* **Problem statement**
Would you return every line of the listing below that has "niet" in it?

* **Data provided**
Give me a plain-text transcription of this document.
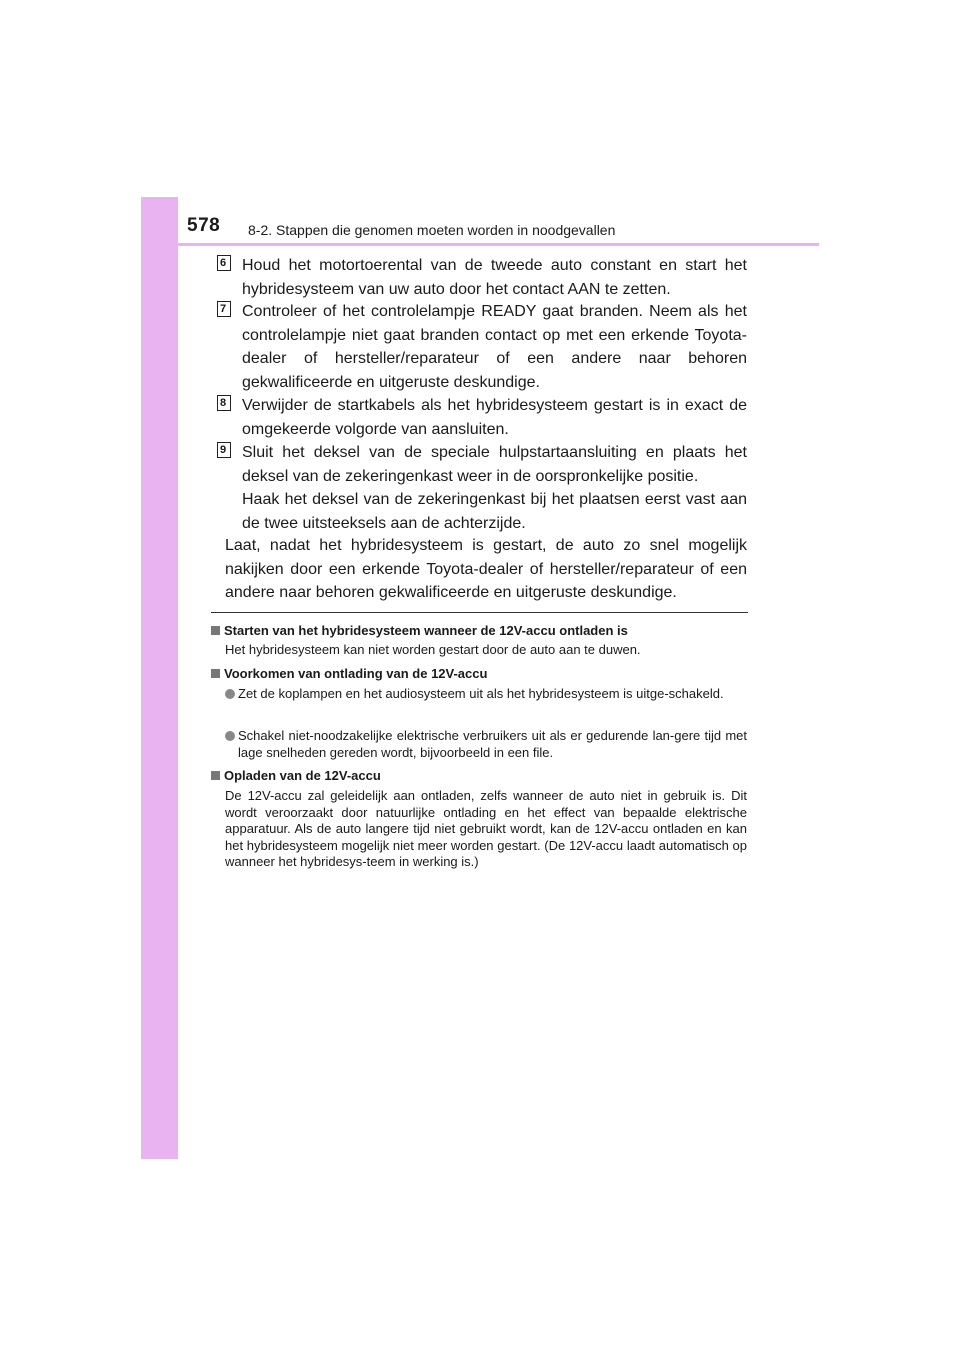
578 8-2. Stappen die genomen moeten worden in noodgevallen
6 Houd het motortoerental van de tweede auto constant en start het hybridesysteem van uw auto door het contact AAN te zetten.

7 Controleer of het controlelampje READY gaat branden. Neem als het controlelampje niet gaat branden contact op met een erkende Toyota-dealer of hersteller/reparateur of een andere naar behoren gekwalificeerde en uitgeruste deskundige.

8 Verwijder de startkabels als het hybridesysteem gestart is in exact de omgekeerde volgorde van aansluiten.

9 Sluit het deksel van de speciale hulpstartaansluiting en plaats het deksel van de zekeringenkast weer in de oorspronkelijke positie.

Haak het deksel van de zekeringenkast bij het plaatsen eerst vast aan de twee uitsteeksels aan de achterzijde.

Laat, nadat het hybridesysteem is gestart, de auto zo snel mogelijk nakijken door een erkende Toyota-dealer of hersteller/reparateur of een andere naar behoren gekwalificeerde en uitgeruste deskundige.
Starten van het hybridesysteem wanneer de 12V-accu ontladen is
Het hybridesysteem kan niet worden gestart door de auto aan te duwen.
Voorkomen van ontlading van de 12V-accu
Zet de koplampen en het audiosysteem uit als het hybridesysteem is uitge-schakeld.
Schakel niet-noodzakelijke elektrische verbruikers uit als er gedurende lan-gere tijd met lage snelheden gereden wordt, bijvoorbeeld in een file.
Opladen van de 12V-accu
De 12V-accu zal geleidelijk aan ontladen, zelfs wanneer de auto niet in gebruik is. Dit wordt veroorzaakt door natuurlijke ontlading en het effect van bepaalde elektrische apparatuur. Als de auto langere tijd niet gebruikt wordt, kan de 12V-accu ontladen en kan het hybridesysteem mogelijk niet meer worden gestart. (De 12V-accu laadt automatisch op wanneer het hybridesys-teem in werking is.)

* **Task result**
7 Controleer of het controlelampje READY gaat branden. Neem als het controlelampje niet gaat branden contact op met een erkende Toyota-dealer of hersteller/reparateur of een andere naar behoren gekwalificeerde en uitgeruste deskundige.
Het hybridesysteem kan niet worden gestart door de auto aan te duwen.
Schakel niet-noodzakelijke elektrische verbruikers uit als er gedurende lan-gere tijd met lage snelheden gereden wordt, bijvoorbeeld in een file.
De 12V-accu zal geleidelijk aan ontladen, zelfs wanneer de auto niet in gebruik is. Dit wordt veroorzaakt door natuurlijke ontlading en het effect van bepaalde elektrische apparatuur. Als de auto langere tijd niet gebruikt wordt, kan de 12V-accu ontladen en kan het hybridesysteem mogelijk niet meer worden gestart. (De 12V-accu laadt automatisch op wanneer het hybridesys-teem in werking is.)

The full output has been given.